(Stored items from a collection)
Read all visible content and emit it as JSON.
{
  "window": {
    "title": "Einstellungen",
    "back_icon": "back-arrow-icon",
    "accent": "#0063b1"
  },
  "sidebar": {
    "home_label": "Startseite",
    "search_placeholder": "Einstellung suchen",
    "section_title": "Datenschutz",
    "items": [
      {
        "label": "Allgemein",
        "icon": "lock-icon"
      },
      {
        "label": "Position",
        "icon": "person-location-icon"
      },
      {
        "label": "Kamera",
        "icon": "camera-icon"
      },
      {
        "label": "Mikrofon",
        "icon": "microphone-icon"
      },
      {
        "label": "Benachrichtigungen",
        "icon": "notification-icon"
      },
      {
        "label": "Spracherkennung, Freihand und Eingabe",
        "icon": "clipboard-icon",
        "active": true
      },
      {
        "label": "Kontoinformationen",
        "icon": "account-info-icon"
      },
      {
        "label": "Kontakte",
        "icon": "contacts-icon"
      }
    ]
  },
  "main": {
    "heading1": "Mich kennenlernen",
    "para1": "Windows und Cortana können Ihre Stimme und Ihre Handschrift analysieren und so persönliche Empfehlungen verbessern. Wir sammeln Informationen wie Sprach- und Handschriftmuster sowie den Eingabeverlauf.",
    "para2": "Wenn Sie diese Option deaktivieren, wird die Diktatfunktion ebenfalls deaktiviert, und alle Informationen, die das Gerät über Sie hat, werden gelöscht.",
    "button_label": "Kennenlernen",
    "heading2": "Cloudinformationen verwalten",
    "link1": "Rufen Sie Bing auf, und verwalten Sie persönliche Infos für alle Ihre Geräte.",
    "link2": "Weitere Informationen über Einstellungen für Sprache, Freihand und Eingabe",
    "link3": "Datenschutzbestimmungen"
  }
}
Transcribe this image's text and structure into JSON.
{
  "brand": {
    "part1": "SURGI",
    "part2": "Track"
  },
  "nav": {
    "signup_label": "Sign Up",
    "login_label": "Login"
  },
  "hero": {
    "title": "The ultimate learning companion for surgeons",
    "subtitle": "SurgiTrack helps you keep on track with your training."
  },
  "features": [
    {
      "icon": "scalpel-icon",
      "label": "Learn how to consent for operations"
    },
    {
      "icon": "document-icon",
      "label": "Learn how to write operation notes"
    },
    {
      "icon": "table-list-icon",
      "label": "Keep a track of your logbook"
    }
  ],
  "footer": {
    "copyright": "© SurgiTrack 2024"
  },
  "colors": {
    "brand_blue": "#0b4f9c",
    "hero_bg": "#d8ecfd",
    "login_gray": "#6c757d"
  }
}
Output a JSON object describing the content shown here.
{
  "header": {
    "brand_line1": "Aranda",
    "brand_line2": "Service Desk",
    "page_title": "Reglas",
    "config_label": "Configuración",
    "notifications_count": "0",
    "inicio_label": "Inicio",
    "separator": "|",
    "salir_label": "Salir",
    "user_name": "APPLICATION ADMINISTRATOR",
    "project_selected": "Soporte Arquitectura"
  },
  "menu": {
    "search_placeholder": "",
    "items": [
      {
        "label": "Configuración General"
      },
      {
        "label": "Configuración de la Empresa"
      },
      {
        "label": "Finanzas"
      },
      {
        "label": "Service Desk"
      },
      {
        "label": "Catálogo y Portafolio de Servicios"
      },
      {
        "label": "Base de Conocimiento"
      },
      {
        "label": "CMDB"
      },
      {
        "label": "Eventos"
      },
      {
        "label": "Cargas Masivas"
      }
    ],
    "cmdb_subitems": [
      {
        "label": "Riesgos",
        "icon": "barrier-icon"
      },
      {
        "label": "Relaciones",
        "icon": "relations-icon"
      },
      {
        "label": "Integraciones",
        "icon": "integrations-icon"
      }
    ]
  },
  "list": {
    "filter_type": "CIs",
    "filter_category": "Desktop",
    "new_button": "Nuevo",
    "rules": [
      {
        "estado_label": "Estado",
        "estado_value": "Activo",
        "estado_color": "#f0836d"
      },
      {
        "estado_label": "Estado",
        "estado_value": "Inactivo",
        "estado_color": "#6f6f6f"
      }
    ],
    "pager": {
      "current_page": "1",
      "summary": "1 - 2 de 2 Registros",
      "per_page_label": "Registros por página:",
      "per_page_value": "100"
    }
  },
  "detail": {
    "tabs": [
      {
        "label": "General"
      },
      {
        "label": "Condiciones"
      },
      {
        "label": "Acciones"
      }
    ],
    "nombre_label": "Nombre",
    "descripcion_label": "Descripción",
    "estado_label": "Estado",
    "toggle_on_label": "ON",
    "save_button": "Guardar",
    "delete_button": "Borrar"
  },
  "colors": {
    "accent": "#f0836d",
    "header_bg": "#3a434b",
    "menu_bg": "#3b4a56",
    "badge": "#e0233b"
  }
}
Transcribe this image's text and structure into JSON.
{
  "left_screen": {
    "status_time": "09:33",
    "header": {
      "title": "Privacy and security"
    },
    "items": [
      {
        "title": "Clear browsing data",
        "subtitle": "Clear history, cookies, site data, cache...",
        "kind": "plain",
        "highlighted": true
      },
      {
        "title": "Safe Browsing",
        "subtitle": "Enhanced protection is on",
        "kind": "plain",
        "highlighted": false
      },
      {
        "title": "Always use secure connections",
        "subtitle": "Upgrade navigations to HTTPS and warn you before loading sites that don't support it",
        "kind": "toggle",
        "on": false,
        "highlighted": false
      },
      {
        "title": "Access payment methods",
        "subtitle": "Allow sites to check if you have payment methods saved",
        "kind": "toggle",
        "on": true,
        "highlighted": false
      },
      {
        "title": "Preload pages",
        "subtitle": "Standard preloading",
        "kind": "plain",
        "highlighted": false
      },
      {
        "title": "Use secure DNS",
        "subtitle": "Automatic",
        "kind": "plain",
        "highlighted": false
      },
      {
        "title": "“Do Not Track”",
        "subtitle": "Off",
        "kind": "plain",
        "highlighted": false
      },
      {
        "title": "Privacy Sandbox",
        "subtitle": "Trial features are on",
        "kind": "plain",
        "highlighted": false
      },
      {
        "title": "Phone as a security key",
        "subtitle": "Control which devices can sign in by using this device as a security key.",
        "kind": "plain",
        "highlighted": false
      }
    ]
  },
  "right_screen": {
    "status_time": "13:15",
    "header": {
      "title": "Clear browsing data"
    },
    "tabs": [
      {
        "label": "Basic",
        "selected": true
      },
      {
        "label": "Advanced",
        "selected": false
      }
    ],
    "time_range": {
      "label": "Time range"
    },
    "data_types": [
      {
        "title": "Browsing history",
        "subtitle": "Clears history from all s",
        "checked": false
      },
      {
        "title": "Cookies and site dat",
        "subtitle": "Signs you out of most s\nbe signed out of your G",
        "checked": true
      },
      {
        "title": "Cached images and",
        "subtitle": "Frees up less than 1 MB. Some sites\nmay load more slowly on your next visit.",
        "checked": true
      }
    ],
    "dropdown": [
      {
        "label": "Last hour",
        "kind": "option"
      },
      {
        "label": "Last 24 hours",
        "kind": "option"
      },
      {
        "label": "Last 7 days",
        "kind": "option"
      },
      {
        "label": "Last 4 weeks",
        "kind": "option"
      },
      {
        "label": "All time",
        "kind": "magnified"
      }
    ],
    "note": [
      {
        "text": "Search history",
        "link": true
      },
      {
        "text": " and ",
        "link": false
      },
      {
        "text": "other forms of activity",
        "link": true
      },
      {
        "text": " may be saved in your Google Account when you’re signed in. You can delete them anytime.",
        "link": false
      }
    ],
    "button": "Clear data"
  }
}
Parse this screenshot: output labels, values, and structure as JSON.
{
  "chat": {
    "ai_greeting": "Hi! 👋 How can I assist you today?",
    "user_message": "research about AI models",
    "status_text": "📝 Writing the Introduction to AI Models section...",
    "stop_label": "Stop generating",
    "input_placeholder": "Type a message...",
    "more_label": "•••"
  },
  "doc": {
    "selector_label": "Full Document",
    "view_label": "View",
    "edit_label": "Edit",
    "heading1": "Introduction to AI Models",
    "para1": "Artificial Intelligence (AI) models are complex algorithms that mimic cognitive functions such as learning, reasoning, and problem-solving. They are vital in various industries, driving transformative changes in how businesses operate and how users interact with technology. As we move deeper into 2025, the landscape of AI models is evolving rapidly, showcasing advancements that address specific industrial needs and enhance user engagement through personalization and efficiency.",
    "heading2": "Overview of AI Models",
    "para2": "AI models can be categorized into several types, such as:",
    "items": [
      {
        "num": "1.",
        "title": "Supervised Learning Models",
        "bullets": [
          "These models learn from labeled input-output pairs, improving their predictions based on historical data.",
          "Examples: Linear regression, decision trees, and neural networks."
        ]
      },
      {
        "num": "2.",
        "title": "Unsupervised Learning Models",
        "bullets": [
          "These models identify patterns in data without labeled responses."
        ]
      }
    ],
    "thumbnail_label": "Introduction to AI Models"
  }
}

» **Goal**
Search the entries for the word "Einstellungen", then list each line that holds it.

» **Finished exercise**
    "title": "Einstellungen",
    "link2": "Weitere Informationen über Einstellungen für Sprache, Freihand und Eingabe",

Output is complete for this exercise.